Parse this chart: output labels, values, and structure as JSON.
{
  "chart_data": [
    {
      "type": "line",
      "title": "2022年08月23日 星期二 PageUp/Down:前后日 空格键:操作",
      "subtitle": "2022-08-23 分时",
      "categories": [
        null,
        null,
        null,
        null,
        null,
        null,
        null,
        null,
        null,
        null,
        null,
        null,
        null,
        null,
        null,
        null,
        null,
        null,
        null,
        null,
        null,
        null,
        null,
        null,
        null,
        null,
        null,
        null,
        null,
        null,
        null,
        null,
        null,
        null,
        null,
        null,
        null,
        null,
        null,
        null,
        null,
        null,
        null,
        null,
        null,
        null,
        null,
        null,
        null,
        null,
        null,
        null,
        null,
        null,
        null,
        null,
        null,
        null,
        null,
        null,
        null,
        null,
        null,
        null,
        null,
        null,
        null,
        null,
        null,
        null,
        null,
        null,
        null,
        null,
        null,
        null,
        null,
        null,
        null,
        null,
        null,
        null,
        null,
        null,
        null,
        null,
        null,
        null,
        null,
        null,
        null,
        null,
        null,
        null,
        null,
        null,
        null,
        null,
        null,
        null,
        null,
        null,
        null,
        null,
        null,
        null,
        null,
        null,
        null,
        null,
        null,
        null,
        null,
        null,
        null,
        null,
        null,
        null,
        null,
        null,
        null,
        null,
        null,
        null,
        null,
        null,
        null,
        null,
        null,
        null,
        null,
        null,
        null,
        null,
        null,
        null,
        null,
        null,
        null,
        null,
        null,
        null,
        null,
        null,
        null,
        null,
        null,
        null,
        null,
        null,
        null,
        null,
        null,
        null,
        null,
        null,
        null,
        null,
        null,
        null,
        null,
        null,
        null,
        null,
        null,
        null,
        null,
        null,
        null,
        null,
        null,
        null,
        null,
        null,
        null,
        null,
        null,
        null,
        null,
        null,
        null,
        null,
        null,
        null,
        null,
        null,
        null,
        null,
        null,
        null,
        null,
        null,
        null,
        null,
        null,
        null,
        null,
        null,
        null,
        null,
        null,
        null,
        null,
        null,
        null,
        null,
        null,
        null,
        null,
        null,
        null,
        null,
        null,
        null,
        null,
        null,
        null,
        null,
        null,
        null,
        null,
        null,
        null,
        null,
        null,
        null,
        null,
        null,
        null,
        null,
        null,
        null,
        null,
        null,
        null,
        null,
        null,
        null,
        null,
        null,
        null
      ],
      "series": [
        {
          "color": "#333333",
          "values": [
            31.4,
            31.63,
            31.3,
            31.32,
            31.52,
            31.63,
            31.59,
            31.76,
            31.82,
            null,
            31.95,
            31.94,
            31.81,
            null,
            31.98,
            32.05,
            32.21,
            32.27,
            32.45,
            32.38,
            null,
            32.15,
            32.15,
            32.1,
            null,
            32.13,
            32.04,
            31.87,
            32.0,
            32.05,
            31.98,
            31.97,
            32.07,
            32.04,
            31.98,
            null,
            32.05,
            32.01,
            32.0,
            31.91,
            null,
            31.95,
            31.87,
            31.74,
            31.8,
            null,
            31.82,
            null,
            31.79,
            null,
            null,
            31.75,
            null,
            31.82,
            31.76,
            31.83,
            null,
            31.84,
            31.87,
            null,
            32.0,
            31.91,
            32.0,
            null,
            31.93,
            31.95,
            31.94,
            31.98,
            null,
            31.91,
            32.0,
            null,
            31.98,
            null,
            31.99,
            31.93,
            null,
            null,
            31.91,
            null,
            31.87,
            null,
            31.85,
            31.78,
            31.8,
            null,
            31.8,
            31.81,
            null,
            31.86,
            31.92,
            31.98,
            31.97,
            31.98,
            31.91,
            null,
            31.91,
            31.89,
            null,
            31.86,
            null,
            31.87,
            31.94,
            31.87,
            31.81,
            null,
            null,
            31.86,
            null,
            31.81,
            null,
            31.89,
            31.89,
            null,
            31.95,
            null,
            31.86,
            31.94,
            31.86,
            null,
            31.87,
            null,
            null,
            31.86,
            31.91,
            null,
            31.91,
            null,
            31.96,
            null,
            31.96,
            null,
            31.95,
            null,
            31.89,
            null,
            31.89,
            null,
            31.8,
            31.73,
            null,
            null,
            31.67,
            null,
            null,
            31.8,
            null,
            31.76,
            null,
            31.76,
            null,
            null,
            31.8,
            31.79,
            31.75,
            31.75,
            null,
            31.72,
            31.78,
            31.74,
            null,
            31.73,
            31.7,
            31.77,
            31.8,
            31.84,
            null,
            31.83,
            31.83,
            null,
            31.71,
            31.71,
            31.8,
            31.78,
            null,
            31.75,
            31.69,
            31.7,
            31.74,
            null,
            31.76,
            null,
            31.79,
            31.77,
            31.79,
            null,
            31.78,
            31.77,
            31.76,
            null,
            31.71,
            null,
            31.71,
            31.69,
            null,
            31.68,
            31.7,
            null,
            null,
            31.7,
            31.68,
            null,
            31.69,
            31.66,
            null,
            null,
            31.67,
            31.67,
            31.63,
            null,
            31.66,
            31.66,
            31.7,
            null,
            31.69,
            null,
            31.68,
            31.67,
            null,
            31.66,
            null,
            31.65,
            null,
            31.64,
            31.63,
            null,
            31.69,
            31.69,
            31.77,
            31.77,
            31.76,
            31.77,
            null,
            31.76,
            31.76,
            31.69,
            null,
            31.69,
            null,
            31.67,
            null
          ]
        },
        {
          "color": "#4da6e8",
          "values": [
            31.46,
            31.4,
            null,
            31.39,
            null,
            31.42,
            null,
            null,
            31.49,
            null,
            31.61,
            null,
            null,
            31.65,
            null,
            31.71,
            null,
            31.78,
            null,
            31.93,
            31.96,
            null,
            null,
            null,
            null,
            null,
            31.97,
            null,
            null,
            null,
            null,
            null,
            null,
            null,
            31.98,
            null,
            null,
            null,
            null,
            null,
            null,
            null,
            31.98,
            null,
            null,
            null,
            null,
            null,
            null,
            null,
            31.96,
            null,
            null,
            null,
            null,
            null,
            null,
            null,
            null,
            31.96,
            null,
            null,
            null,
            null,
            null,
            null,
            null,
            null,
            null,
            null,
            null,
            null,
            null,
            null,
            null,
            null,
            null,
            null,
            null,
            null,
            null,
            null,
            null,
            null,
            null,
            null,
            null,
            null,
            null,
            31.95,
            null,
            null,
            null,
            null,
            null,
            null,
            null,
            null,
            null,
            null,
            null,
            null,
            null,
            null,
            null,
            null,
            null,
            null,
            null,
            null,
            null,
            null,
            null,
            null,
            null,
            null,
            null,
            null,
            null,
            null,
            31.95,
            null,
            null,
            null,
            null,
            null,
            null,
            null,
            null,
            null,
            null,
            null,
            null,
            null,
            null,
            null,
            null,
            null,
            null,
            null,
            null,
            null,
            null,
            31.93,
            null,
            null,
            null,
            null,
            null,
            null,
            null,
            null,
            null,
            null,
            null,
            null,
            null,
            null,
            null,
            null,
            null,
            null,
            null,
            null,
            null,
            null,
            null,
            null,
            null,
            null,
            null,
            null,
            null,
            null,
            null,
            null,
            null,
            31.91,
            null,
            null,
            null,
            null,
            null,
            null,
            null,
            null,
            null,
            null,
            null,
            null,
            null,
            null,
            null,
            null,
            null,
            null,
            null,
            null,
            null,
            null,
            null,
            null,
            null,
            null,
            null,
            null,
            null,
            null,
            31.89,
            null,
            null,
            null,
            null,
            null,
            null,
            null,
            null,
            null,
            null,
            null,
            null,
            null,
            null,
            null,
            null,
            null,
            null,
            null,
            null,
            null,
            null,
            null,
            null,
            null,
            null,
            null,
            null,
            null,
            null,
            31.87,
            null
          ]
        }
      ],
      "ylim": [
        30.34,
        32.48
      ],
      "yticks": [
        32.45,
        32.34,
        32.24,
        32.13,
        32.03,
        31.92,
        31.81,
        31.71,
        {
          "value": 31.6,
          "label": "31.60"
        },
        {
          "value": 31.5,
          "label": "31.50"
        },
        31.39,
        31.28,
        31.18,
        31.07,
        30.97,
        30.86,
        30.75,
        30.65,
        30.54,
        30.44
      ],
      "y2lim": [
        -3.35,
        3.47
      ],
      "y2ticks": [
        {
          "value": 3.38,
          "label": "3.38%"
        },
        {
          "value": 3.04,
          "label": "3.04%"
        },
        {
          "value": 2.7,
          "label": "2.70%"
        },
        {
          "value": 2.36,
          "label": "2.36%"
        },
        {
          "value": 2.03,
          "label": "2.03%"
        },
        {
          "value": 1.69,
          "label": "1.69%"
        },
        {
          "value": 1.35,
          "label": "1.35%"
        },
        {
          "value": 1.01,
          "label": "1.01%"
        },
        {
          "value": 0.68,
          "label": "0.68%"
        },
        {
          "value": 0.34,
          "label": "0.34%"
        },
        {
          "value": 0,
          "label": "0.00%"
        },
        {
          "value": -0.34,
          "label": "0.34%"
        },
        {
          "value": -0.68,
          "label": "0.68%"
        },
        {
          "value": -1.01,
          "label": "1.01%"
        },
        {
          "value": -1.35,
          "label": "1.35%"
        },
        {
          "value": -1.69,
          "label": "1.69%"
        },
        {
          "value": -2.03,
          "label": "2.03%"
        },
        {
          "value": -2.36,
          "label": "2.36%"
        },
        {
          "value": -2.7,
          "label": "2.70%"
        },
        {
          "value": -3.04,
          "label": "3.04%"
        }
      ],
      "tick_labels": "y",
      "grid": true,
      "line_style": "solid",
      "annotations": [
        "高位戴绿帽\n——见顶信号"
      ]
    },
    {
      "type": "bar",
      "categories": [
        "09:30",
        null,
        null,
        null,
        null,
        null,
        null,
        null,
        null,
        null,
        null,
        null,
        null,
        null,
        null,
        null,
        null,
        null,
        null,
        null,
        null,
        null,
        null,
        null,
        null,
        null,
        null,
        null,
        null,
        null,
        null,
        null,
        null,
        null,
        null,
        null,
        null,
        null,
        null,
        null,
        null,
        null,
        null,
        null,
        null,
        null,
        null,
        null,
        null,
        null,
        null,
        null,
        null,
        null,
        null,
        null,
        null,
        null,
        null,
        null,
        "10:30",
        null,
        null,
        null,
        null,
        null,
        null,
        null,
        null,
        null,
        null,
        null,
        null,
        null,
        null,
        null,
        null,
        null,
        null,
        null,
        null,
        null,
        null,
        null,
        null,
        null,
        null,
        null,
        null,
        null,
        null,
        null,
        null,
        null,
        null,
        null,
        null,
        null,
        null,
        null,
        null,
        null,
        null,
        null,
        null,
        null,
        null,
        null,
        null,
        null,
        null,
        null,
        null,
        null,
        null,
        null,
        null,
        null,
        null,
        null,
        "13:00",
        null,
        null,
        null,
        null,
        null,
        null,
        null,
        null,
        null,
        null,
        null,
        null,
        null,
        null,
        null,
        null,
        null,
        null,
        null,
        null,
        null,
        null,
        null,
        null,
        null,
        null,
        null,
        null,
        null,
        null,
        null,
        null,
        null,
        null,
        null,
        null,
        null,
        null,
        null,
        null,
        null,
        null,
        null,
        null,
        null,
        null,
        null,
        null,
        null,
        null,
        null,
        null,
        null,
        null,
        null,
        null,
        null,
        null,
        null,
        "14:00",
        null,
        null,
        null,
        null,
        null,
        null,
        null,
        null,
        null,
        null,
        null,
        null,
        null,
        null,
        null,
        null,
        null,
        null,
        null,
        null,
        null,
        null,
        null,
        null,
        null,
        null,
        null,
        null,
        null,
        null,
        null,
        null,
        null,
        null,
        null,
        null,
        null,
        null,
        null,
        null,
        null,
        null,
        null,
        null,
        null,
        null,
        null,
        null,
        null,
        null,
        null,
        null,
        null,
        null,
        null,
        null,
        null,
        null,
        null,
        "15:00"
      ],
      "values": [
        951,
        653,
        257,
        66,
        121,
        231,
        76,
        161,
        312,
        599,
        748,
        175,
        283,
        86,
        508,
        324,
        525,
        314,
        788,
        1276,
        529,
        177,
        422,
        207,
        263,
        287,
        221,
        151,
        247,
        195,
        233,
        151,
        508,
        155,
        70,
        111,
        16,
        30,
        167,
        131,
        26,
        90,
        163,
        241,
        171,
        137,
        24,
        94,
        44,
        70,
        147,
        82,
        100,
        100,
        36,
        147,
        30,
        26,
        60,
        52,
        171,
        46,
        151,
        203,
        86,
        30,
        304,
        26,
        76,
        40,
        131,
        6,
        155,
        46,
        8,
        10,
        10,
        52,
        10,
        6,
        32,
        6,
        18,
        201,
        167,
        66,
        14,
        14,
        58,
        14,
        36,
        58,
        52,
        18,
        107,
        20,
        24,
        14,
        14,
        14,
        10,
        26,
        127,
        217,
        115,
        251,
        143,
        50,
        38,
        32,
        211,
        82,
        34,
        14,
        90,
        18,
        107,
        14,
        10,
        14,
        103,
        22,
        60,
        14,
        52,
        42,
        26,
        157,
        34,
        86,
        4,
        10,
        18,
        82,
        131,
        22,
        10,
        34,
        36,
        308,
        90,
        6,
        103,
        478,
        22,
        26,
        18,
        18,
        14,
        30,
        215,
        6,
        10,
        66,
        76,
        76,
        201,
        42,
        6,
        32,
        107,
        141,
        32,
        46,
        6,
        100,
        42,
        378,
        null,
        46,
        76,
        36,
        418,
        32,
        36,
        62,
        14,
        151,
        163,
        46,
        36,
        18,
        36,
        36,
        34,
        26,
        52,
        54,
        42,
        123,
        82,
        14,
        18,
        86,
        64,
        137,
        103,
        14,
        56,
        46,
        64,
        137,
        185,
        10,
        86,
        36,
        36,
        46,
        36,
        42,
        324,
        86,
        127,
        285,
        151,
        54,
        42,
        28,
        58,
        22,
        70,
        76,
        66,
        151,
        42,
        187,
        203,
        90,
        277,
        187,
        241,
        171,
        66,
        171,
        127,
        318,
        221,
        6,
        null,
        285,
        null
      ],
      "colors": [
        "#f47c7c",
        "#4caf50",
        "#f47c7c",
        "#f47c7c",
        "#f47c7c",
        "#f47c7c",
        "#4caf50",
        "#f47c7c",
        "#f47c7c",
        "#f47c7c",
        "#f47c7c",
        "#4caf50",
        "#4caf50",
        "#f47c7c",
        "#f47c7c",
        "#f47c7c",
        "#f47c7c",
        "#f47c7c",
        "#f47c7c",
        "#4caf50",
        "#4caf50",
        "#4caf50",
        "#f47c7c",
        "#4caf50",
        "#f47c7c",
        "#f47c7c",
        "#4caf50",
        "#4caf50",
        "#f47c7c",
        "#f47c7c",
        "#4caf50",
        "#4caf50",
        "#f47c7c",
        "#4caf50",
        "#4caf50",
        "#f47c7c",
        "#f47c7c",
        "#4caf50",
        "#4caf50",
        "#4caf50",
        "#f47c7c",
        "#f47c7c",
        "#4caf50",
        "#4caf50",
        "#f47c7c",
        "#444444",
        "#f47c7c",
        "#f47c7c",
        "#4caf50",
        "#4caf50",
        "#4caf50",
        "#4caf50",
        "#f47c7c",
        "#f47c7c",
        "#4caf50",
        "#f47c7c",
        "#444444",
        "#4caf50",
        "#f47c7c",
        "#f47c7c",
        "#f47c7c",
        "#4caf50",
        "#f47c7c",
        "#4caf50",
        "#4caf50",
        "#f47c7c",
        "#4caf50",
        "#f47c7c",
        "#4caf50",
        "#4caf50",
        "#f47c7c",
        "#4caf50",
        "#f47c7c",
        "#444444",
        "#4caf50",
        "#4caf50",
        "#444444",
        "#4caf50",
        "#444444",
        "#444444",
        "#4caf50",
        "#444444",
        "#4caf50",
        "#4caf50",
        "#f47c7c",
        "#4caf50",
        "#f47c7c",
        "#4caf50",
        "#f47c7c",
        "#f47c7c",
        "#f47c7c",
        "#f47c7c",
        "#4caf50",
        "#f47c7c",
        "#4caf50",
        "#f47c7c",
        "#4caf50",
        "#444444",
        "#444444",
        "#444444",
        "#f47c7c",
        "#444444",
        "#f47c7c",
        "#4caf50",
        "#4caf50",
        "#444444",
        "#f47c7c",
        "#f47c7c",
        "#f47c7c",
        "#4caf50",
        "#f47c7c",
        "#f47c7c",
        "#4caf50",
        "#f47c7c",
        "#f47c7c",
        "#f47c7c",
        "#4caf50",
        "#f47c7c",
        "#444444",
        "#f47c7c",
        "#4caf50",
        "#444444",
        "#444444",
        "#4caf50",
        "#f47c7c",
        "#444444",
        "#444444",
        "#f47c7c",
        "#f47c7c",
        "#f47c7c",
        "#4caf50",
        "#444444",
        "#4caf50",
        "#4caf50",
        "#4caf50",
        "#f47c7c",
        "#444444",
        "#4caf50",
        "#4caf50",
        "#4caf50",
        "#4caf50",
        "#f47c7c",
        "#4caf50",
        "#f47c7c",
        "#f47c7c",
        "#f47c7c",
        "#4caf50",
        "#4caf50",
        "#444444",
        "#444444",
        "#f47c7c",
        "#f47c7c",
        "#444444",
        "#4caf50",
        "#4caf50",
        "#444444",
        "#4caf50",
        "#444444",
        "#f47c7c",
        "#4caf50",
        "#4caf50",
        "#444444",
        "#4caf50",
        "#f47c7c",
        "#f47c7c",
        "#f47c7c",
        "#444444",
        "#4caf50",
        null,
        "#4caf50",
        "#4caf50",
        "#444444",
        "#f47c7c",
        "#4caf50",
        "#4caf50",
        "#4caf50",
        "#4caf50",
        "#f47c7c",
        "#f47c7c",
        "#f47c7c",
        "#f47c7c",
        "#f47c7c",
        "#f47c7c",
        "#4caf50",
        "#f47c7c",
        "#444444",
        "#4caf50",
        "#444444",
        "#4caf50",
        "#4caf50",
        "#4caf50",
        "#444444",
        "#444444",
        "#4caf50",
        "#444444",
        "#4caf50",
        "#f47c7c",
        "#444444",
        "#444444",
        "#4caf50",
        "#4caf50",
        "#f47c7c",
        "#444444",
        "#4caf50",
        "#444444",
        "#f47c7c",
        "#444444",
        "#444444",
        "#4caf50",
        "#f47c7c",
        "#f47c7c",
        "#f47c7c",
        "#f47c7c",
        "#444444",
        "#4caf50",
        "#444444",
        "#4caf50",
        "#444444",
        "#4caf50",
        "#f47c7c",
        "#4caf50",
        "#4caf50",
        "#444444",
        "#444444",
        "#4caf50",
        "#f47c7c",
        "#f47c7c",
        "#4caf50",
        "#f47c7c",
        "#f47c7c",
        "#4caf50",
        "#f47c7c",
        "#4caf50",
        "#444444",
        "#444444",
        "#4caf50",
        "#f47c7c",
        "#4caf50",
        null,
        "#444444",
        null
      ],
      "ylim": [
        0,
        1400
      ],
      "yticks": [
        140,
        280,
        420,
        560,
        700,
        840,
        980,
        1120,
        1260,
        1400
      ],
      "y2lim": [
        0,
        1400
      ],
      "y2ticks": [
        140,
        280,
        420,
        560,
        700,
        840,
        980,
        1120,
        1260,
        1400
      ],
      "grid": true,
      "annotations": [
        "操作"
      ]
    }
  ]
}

> WHAT YOU HAVE TO DO: Track down every line with the word "values" and copy it.

> THE ANSWER:
Parse this chart: output labels, values, and structure as JSON.
          "values": [
          "values": [
      "values": [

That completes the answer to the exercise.